Records from a data collection:
--- BEGIN ---
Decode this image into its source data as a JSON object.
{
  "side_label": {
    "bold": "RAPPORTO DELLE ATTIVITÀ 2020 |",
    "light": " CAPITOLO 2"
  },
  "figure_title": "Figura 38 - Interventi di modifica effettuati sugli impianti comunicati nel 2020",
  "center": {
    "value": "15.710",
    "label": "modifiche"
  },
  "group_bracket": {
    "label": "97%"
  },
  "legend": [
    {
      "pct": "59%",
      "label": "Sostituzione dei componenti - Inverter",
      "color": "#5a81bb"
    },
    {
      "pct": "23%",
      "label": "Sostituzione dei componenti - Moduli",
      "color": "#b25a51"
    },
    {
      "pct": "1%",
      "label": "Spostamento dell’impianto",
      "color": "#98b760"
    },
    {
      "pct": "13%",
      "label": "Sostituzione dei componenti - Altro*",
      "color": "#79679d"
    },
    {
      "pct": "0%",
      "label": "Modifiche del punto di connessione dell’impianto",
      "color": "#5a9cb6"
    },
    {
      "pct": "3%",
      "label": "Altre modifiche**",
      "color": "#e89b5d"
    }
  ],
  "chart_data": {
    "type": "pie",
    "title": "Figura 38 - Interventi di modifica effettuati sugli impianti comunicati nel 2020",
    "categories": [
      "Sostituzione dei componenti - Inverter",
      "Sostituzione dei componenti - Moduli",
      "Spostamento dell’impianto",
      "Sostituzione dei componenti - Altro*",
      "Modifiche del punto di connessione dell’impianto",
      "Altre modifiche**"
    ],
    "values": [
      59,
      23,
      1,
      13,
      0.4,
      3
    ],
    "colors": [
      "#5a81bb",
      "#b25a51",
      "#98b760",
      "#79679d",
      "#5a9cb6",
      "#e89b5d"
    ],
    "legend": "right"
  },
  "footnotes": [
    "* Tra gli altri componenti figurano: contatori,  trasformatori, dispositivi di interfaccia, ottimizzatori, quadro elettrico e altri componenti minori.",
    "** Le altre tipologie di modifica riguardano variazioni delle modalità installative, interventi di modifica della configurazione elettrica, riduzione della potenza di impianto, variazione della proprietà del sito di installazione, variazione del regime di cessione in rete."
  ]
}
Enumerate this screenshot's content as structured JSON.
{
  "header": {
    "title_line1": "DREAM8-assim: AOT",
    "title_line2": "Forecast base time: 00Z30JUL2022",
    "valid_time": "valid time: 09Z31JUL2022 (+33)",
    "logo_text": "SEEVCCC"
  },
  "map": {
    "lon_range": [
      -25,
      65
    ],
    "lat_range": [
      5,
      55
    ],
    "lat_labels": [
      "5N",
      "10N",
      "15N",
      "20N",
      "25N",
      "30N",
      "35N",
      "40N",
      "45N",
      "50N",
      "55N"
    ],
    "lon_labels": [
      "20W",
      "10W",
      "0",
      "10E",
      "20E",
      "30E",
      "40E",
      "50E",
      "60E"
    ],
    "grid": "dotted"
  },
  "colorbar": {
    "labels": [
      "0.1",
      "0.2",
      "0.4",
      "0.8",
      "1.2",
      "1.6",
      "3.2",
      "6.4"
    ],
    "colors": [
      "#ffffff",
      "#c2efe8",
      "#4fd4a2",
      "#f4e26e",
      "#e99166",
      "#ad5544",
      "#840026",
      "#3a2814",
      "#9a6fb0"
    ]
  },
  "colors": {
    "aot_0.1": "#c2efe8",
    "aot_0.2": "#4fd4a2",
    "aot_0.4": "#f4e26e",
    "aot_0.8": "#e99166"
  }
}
--- END ---
Print back all the lines verbatim.

» **Response for this exercise**
Decode this image into its source data as a JSON object.
{
  "side_label": {
    "bold": "RAPPORTO DELLE ATTIVITÀ 2020 |",
    "light": " CAPITOLO 2"
  },
  "figure_title": "Figura 38 - Interventi di modifica effettuati sugli impianti comunicati nel 2020",
  "center": {
    "value": "15.710",
    "label": "modifiche"
  },
  "group_bracket": {
    "label": "97%"
  },
  "legend": [
    {
      "pct": "59%",
      "label": "Sostituzione dei componenti - Inverter",
      "color": "#5a81bb"
    },
    {
      "pct": "23%",
      "label": "Sostituzione dei componenti - Moduli",
      "color": "#b25a51"
    },
    {
      "pct": "1%",
      "label": "Spostamento dell’impianto",
      "color": "#98b760"
    },
    {
      "pct": "13%",
      "label": "Sostituzione dei componenti - Altro*",
      "color": "#79679d"
    },
    {
      "pct": "0%",
      "label": "Modifiche del punto di connessione dell’impianto",
      "color": "#5a9cb6"
    },
    {
      "pct": "3%",
      "label": "Altre modifiche**",
      "color": "#e89b5d"
    }
  ],
  "chart_data": {
    "type": "pie",
    "title": "Figura 38 - Interventi di modifica effettuati sugli impianti comunicati nel 2020",
    "categories": [
      "Sostituzione dei componenti - Inverter",
      "Sostituzione dei componenti - Moduli",
      "Spostamento dell’impianto",
      "Sostituzione dei componenti - Altro*",
      "Modifiche del punto di connessione dell’impianto",
      "Altre modifiche**"
    ],
    "values": [
      59,
      23,
      1,
      13,
      0.4,
      3
    ],
    "colors": [
      "#5a81bb",
      "#b25a51",
      "#98b760",
      "#79679d",
      "#5a9cb6",
      "#e89b5d"
    ],
    "legend": "right"
  },
  "footnotes": [
    "* Tra gli altri componenti figurano: contatori,  trasformatori, dispositivi di interfaccia, ottimizzatori, quadro elettrico e altri componenti minori.",
    "** Le altre tipologie di modifica riguardano variazioni delle modalità installative, interventi di modifica della configurazione elettrica, riduzione della potenza di impianto, variazione della proprietà del sito di installazione, variazione del regime di cessione in rete."
  ]
}
Enumerate this screenshot's content as structured JSON.
{
  "header": {
    "title_line1": "DREAM8-assim: AOT",
    "title_line2": "Forecast base time: 00Z30JUL2022",
    "valid_time": "valid time: 09Z31JUL2022 (+33)",
    "logo_text": "SEEVCCC"
  },
  "map": {
    "lon_range": [
      -25,
      65
    ],
    "lat_range": [
      5,
      55
    ],
    "lat_labels": [
      "5N",
      "10N",
      "15N",
      "20N",
      "25N",
      "30N",
      "35N",
      "40N",
      "45N",
      "50N",
      "55N"
    ],
    "lon_labels": [
      "20W",
      "10W",
      "0",
      "10E",
      "20E",
      "30E",
      "40E",
      "50E",
      "60E"
    ],
    "grid": "dotted"
  },
  "colorbar": {
    "labels": [
      "0.1",
      "0.2",
      "0.4",
      "0.8",
      "1.2",
      "1.6",
      "3.2",
      "6.4"
    ],
    "colors": [
      "#ffffff",
      "#c2efe8",
      "#4fd4a2",
      "#f4e26e",
      "#e99166",
      "#ad5544",
      "#840026",
      "#3a2814",
      "#9a6fb0"
    ]
  },
  "colors": {
    "aot_0.1": "#c2efe8",
    "aot_0.2": "#4fd4a2",
    "aot_0.4": "#f4e26e",
    "aot_0.8": "#e99166"
  }
}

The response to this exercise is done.